- **Written instruction**: Reproduce all of the listing below without alteration.

- **Material provided**:
######
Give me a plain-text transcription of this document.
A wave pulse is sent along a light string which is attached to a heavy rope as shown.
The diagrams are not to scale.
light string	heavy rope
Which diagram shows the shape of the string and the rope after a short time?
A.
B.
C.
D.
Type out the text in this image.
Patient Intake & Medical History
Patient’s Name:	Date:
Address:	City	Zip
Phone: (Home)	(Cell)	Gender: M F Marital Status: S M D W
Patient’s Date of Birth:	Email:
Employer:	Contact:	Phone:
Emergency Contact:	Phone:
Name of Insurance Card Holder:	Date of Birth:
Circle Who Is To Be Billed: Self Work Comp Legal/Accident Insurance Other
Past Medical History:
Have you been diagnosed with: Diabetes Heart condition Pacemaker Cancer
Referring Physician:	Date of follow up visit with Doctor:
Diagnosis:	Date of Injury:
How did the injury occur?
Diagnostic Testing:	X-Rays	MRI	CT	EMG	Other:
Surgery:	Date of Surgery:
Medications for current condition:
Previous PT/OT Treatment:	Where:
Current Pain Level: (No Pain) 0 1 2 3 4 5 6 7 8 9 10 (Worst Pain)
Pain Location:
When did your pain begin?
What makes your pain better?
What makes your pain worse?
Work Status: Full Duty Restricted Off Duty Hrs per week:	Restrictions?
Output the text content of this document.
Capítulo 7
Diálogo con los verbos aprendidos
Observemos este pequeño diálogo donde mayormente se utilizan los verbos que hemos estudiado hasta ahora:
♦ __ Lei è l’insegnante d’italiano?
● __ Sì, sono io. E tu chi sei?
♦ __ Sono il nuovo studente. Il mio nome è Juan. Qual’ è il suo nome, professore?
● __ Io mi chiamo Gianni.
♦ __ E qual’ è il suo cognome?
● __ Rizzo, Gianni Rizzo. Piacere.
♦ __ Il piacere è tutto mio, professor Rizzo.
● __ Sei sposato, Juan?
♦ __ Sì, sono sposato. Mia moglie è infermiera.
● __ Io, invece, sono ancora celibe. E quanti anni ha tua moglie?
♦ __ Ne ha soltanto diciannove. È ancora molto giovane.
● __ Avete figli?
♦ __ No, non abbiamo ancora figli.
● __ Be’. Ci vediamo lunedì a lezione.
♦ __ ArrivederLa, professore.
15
######
- **The response**:
Give me a plain-text transcription of this document.
A wave pulse is sent along a light string which is attached to a heavy rope as shown.
The diagrams are not to scale.
light string	heavy rope
Which diagram shows the shape of the string and the rope after a short time?
A.
B.
C.
D.
Type out the text in this image.
Patient Intake & Medical History
Patient’s Name:	Date:
Address:	City	Zip
Phone: (Home)	(Cell)	Gender: M F Marital Status: S M D W
Patient’s Date of Birth:	Email:
Employer:	Contact:	Phone:
Emergency Contact:	Phone:
Name of Insurance Card Holder:	Date of Birth:
Circle Who Is To Be Billed: Self Work Comp Legal/Accident Insurance Other
Past Medical History:
Have you been diagnosed with: Diabetes Heart condition Pacemaker Cancer
Referring Physician:	Date of follow up visit with Doctor:
Diagnosis:	Date of Injury:
How did the injury occur?
Diagnostic Testing:	X-Rays	MRI	CT	EMG	Other:
Surgery:	Date of Surgery:
Medications for current condition:
Previous PT/OT Treatment:	Where:
Current Pain Level: (No Pain) 0 1 2 3 4 5 6 7 8 9 10 (Worst Pain)
Pain Location:
When did your pain begin?
What makes your pain better?
What makes your pain worse?
Work Status: Full Duty Restricted Off Duty Hrs per week:	Restrictions?
Output the text content of this document.
Capítulo 7
Diálogo con los verbos aprendidos
Observemos este pequeño diálogo donde mayormente se utilizan los verbos que hemos estudiado hasta ahora:
♦ __ Lei è l’insegnante d’italiano?
● __ Sì, sono io. E tu chi sei?
♦ __ Sono il nuovo studente. Il mio nome è Juan. Qual’ è il suo nome, professore?
● __ Io mi chiamo Gianni.
♦ __ E qual’ è il suo cognome?
● __ Rizzo, Gianni Rizzo. Piacere.
♦ __ Il piacere è tutto mio, professor Rizzo.
● __ Sei sposato, Juan?
♦ __ Sì, sono sposato. Mia moglie è infermiera.
● __ Io, invece, sono ancora celibe. E quanti anni ha tua moglie?
♦ __ Ne ha soltanto diciannove. È ancora molto giovane.
● __ Avete figli?
♦ __ No, non abbiamo ancora figli.
● __ Be’. Ci vediamo lunedì a lezione.
♦ __ ArrivederLa, professore.
15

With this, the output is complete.